**Your objective:**
Search the records below for the word "ylabel" and show every line where it occurs.
━━━ Data provided ━━━
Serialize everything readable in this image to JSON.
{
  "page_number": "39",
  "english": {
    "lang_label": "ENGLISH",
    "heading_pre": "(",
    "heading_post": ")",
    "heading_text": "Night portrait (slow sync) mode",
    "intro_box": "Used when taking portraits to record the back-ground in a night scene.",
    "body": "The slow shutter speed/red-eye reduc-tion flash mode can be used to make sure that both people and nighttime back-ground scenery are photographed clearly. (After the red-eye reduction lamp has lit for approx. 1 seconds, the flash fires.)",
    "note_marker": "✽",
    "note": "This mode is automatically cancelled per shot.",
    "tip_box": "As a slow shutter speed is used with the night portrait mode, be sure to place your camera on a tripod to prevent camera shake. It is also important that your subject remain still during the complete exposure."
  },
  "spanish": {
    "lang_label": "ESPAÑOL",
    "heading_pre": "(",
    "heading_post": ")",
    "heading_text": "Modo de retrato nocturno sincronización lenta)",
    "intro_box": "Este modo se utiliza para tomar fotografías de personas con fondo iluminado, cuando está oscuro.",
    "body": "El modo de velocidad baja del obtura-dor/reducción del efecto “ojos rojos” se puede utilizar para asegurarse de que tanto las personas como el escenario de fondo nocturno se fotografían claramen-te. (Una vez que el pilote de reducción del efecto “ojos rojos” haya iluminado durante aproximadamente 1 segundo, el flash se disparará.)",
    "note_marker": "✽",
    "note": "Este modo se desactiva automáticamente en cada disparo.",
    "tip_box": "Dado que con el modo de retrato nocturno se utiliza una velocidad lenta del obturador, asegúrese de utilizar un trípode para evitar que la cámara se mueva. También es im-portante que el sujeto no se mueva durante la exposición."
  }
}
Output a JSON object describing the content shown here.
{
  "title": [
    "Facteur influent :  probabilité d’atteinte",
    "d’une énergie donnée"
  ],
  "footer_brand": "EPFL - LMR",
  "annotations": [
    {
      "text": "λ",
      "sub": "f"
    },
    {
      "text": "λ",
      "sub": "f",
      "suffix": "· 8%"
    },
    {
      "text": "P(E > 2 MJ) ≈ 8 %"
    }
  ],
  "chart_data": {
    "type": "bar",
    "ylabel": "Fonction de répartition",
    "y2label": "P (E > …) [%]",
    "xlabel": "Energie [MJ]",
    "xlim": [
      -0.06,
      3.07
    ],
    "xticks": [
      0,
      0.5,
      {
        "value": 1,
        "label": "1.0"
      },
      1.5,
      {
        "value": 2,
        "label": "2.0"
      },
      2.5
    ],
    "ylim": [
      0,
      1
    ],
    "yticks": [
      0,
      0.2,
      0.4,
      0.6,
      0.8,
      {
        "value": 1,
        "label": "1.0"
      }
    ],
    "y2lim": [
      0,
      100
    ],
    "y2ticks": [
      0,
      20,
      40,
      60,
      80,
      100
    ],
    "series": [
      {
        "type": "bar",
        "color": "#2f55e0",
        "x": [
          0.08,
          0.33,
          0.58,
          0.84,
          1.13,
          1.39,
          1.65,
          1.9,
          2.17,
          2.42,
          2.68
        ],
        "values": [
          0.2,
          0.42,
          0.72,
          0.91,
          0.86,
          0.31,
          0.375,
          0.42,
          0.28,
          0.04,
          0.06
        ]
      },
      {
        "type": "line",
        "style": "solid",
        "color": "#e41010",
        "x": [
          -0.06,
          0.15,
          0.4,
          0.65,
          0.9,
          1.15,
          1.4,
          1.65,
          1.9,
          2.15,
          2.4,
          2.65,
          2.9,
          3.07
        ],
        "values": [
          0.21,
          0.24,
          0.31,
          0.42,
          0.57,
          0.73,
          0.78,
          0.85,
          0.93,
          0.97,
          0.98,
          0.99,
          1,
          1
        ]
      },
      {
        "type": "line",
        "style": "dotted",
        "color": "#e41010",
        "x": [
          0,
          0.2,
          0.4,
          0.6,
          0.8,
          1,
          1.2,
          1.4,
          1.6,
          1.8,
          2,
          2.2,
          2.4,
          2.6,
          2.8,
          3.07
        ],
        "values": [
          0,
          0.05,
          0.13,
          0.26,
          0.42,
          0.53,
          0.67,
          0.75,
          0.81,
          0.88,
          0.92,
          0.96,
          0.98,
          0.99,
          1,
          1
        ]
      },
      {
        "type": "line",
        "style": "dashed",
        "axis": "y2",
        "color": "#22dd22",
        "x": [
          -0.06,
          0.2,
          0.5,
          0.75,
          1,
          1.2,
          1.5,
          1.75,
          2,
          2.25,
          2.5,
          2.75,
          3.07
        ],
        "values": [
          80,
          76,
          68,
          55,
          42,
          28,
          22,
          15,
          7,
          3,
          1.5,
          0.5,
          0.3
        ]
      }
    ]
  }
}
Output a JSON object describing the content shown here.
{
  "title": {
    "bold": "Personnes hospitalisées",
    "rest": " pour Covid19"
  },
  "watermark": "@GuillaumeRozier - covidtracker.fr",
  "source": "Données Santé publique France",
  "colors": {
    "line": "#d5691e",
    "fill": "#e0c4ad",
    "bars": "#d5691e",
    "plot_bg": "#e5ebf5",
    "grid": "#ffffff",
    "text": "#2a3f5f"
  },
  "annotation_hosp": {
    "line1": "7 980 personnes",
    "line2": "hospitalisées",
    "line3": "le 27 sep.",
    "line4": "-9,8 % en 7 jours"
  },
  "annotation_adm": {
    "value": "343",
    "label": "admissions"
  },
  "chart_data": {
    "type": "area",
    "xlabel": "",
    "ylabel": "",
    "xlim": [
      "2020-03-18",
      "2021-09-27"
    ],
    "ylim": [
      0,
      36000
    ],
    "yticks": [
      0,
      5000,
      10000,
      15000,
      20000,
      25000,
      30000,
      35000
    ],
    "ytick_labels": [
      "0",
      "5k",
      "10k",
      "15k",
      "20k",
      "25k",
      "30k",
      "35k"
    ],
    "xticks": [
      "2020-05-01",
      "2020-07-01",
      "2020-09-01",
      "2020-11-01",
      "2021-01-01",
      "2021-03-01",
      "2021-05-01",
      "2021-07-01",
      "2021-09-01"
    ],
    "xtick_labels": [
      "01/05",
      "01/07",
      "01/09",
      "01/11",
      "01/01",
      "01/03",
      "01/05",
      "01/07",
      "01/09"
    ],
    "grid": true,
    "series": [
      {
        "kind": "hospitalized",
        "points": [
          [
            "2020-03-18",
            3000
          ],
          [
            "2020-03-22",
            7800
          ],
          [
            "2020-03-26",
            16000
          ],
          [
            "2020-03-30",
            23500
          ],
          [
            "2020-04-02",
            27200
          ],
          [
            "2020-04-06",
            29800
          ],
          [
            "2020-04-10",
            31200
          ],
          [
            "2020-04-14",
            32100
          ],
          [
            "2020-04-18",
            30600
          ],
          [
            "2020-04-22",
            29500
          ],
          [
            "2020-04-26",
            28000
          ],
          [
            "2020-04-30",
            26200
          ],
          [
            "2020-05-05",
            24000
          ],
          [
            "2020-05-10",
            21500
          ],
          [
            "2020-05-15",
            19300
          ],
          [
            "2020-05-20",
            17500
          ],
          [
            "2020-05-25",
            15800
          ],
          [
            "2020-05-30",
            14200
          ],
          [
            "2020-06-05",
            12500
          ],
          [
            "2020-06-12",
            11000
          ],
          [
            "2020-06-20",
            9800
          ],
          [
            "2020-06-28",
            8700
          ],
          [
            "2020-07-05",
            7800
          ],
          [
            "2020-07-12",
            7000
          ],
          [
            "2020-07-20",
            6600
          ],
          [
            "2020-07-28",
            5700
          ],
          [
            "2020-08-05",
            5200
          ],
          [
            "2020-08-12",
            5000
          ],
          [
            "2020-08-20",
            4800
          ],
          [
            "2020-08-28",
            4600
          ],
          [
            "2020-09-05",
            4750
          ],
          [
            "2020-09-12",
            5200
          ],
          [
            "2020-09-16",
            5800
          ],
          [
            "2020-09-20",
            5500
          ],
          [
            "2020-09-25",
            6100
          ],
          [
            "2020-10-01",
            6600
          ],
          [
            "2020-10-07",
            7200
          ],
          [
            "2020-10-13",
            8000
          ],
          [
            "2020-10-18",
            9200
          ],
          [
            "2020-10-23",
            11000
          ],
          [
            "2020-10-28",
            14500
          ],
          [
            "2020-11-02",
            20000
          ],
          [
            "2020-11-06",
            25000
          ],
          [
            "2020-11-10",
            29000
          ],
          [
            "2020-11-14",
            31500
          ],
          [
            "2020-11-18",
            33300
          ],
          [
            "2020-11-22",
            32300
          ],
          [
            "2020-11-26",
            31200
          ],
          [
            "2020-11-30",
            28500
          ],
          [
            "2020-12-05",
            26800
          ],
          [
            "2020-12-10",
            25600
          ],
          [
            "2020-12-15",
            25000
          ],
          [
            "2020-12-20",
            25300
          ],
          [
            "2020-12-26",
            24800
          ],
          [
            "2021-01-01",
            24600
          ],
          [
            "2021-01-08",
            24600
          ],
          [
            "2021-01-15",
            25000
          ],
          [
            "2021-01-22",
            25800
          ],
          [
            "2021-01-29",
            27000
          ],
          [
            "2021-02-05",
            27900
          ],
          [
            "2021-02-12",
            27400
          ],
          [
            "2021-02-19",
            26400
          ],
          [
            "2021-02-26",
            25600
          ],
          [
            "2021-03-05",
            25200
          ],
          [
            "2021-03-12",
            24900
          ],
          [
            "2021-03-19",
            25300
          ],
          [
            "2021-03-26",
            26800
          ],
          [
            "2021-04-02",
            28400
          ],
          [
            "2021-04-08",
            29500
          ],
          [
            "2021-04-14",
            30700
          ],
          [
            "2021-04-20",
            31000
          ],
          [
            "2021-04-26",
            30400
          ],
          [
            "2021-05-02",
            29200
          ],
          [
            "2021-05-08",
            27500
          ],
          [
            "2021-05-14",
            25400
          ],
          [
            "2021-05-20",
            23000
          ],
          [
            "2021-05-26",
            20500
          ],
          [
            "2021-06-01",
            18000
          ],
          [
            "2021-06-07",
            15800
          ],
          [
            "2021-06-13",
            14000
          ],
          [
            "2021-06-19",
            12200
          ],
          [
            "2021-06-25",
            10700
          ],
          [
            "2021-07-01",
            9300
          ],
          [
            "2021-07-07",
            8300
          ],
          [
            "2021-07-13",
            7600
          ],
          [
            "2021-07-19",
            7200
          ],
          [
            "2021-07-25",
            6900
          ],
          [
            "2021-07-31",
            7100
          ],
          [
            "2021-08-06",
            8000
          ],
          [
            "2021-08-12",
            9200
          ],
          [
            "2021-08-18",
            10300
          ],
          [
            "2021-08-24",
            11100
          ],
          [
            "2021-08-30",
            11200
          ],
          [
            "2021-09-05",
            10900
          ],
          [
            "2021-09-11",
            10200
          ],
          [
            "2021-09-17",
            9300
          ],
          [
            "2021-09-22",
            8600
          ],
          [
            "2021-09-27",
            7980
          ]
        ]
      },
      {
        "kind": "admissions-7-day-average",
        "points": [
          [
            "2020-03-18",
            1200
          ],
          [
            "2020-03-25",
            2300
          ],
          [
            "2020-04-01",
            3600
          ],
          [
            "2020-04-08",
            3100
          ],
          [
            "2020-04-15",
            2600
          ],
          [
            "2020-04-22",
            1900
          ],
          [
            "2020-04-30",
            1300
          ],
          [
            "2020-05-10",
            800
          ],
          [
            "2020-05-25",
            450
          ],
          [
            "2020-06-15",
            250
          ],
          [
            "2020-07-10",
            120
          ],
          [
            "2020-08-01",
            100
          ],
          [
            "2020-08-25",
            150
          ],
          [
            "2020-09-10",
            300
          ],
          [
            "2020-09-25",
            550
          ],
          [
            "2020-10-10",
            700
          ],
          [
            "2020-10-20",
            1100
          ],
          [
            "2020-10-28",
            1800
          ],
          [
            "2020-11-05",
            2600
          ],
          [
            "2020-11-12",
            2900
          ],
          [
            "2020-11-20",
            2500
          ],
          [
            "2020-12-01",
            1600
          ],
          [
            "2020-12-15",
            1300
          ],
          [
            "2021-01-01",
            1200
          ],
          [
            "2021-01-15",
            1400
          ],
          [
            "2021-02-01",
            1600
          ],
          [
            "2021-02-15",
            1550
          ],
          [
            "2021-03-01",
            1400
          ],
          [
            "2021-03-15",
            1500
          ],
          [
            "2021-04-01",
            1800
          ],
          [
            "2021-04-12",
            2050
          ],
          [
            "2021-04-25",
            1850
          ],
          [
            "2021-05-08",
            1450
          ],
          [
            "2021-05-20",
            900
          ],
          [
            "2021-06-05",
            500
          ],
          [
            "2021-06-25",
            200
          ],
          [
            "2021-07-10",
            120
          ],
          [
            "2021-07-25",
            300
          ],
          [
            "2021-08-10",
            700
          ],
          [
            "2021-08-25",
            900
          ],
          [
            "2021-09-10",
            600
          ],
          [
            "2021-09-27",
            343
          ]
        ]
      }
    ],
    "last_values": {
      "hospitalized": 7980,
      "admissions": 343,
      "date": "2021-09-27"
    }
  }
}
━━━
**Exercise answer:**
    "ylabel": "Fonction de répartition",
    "ylabel": "",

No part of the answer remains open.